■ RAW DATA:
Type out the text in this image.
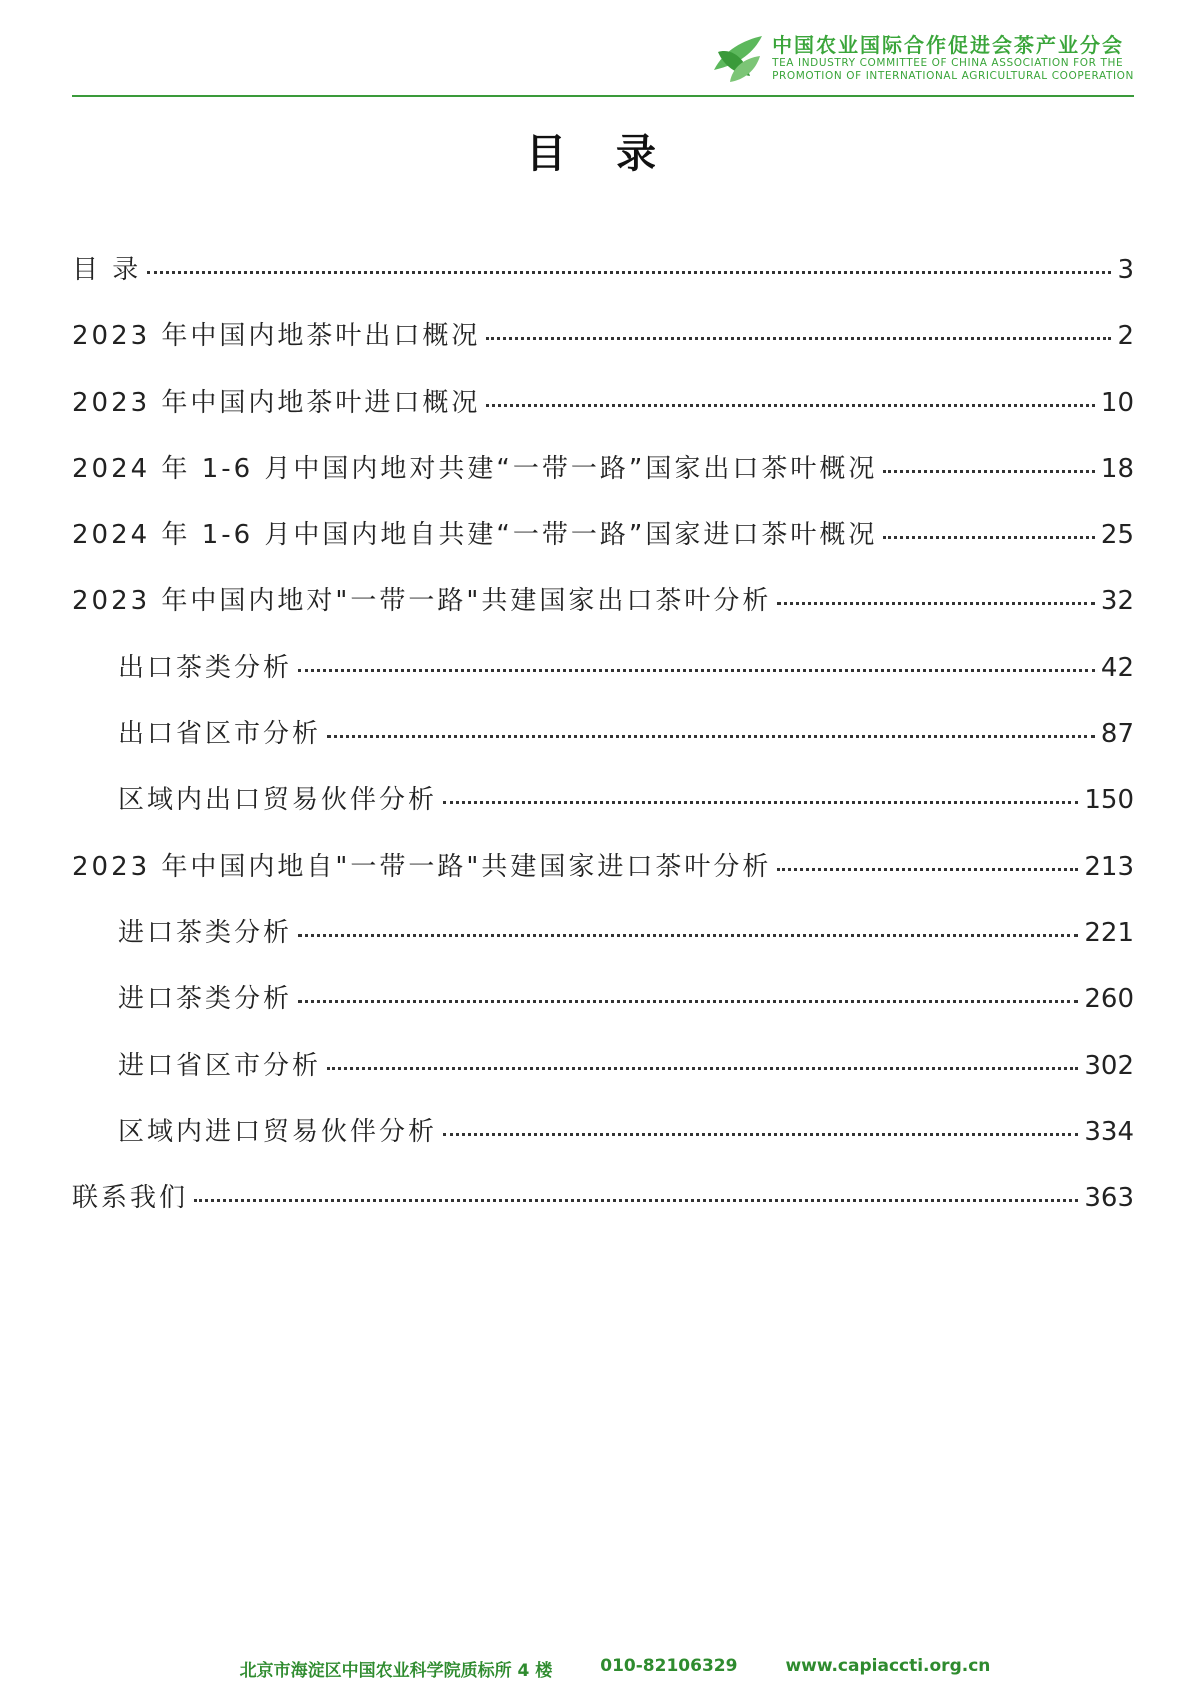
中国农业国际合作促进会茶产业分会
TEA INDUSTRY COMMITTEE OF CHINA ASSOCIATION FOR THE
PROMOTION OF INTERNATIONAL AGRICULTURAL COOPERATION
目 录
目 录	3
2023 年中国内地茶叶出口概况	2
2023 年中国内地茶叶进口概况	10
2024 年 1-6 月中国内地对共建“一带一路”国家出口茶叶概况	18
2024 年 1-6 月中国内地自共建“一带一路”国家进口茶叶概况	25
2023 年中国内地对"一带一路"共建国家出口茶叶分析	32
出口茶类分析	42
出口省区市分析	87
区域内出口贸易伙伴分析	150
2023 年中国内地自"一带一路"共建国家进口茶叶分析	213
进口茶类分析	221
进口茶类分析	260
进口省区市分析	302
区域内进口贸易伙伴分析	334
联系我们	363
北京市海淀区中国农业科学院质标所 4 楼	010-82106329	www.capiaccti.org.cn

■ DIRECTIONS FOR THIS TASK:
Without the pictures, return the entries exactly as they appear.

■ EXERCISE RESULT:
Type out the text in this image.
中国农业国际合作促进会茶产业分会
TEA INDUSTRY COMMITTEE OF CHINA ASSOCIATION FOR THE
PROMOTION OF INTERNATIONAL AGRICULTURAL COOPERATION
目 录
目 录	3
2023 年中国内地茶叶出口概况	2
2023 年中国内地茶叶进口概况	10
2024 年 1-6 月中国内地对共建“一带一路”国家出口茶叶概况	18
2024 年 1-6 月中国内地自共建“一带一路”国家进口茶叶概况	25
2023 年中国内地对"一带一路"共建国家出口茶叶分析	32
出口茶类分析	42
出口省区市分析	87
区域内出口贸易伙伴分析	150
2023 年中国内地自"一带一路"共建国家进口茶叶分析	213
进口茶类分析	221
进口茶类分析	260
进口省区市分析	302
区域内进口贸易伙伴分析	334
联系我们	363
北京市海淀区中国农业科学院质标所 4 楼	010-82106329	www.capiaccti.org.cn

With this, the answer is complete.